_PROBLEM REQUIREMENTS_: Gather all lines from the material that contain "houses".

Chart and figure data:
────
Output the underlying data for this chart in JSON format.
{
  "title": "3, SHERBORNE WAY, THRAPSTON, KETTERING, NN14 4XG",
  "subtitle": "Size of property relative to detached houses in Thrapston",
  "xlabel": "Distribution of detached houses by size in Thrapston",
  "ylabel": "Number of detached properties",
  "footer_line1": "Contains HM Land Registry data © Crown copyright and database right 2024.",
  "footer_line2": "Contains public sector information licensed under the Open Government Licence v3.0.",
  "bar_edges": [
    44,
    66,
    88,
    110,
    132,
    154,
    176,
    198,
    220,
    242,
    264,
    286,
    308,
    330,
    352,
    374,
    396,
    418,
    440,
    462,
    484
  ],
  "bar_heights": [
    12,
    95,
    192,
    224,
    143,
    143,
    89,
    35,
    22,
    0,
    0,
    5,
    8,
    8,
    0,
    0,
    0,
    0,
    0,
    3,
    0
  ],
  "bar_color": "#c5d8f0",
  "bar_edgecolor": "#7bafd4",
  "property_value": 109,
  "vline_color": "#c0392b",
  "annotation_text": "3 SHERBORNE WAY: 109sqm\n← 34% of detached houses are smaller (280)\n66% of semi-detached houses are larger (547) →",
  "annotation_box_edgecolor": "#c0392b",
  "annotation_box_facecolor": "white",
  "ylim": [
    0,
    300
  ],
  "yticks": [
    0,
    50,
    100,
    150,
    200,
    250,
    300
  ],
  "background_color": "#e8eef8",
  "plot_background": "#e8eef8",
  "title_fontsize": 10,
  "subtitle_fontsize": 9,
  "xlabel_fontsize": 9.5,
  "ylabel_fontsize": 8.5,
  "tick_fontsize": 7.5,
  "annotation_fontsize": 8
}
────
_SOLUTION_:
  "subtitle": "Size of property relative to detached houses in Thrapston",
  "xlabel": "Distribution of detached houses by size in Thrapston",
  "annotation_text": "3 SHERBORNE WAY: 109sqm\n← 34% of detached houses are smaller (280)\n66% of semi-detached houses are larger (547) →",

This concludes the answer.